Task objective:
Copy all lines in which the word "para" can be found.

Raw records:
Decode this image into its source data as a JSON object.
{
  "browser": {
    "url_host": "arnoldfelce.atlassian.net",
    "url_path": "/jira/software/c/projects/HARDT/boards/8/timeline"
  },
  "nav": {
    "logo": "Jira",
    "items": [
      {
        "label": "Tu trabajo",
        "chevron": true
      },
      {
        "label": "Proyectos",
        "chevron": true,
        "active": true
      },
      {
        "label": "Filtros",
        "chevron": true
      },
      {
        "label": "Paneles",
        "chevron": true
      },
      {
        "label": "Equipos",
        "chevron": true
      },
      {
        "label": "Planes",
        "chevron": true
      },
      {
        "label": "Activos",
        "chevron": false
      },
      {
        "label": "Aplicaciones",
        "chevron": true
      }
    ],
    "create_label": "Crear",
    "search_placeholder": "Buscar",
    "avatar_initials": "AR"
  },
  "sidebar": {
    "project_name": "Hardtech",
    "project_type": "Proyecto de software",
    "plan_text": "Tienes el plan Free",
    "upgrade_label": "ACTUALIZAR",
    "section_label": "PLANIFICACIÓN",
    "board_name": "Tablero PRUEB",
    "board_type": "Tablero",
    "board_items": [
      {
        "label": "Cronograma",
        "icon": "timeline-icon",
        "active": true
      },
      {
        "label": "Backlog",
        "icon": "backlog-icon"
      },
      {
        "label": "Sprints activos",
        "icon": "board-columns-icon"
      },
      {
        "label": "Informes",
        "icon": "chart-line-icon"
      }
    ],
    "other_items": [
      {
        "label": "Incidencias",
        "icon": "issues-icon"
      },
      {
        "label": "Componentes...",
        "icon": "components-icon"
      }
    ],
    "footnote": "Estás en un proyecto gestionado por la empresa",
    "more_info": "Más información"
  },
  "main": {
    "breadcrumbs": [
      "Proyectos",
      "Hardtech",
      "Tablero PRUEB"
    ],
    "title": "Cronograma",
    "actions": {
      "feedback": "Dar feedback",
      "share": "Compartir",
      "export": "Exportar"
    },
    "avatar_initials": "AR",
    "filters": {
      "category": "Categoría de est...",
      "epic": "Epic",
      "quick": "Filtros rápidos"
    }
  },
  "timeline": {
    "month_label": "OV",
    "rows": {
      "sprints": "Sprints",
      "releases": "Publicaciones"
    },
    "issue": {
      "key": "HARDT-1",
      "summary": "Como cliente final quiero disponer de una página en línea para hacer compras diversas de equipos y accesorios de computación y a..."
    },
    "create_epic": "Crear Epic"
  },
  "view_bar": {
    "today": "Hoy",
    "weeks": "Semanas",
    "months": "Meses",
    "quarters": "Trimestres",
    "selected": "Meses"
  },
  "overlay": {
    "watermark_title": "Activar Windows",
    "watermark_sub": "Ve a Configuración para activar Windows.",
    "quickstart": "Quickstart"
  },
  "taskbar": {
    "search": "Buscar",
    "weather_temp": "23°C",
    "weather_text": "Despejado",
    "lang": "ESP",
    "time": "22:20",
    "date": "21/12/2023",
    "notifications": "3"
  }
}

Solution:
      "summary": "Como cliente final quiero disponer de una página en línea para hacer compras diversas de equipos y accesorios de computación y a..."
    "watermark_sub": "Ve a Configuración para activar Windows.",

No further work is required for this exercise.